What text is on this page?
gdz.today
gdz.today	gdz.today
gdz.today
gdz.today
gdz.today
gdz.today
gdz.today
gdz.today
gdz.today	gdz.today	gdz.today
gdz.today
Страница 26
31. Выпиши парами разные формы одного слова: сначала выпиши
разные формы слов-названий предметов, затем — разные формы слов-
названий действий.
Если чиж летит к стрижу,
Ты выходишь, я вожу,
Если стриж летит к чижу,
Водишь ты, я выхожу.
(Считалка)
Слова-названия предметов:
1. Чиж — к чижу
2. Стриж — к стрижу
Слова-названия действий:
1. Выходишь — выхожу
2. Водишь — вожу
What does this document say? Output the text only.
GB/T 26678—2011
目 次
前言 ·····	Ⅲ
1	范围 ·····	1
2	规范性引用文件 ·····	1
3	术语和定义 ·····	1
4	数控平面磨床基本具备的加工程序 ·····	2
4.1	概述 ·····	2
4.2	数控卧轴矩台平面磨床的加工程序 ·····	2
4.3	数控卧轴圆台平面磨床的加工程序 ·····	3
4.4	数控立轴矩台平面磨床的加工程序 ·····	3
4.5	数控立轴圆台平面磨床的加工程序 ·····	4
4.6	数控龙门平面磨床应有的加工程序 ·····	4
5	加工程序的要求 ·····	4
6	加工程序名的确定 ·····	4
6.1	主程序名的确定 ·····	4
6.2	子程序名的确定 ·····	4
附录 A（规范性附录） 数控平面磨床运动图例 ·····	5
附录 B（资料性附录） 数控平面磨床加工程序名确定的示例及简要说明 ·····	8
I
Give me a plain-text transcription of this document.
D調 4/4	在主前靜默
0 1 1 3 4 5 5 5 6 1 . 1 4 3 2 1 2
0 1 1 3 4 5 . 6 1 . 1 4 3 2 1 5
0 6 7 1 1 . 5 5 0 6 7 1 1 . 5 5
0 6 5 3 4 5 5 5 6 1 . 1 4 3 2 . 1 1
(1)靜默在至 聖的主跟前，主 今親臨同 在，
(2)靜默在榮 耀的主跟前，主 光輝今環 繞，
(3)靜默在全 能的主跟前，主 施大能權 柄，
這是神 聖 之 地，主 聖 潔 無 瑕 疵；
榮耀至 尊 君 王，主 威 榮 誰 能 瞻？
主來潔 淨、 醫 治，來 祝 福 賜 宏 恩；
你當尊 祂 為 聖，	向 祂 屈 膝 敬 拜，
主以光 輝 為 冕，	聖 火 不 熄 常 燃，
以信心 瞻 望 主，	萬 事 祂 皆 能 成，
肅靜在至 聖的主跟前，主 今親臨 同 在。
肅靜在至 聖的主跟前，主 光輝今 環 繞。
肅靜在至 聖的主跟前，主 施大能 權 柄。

Work to be completed: Every line of the listing that holds "разные" should be found and copied.

Exercise result:
31. Выпиши парами разные формы одного слова: сначала выпиши
разные формы слов-названий предметов, затем — разные формы слов-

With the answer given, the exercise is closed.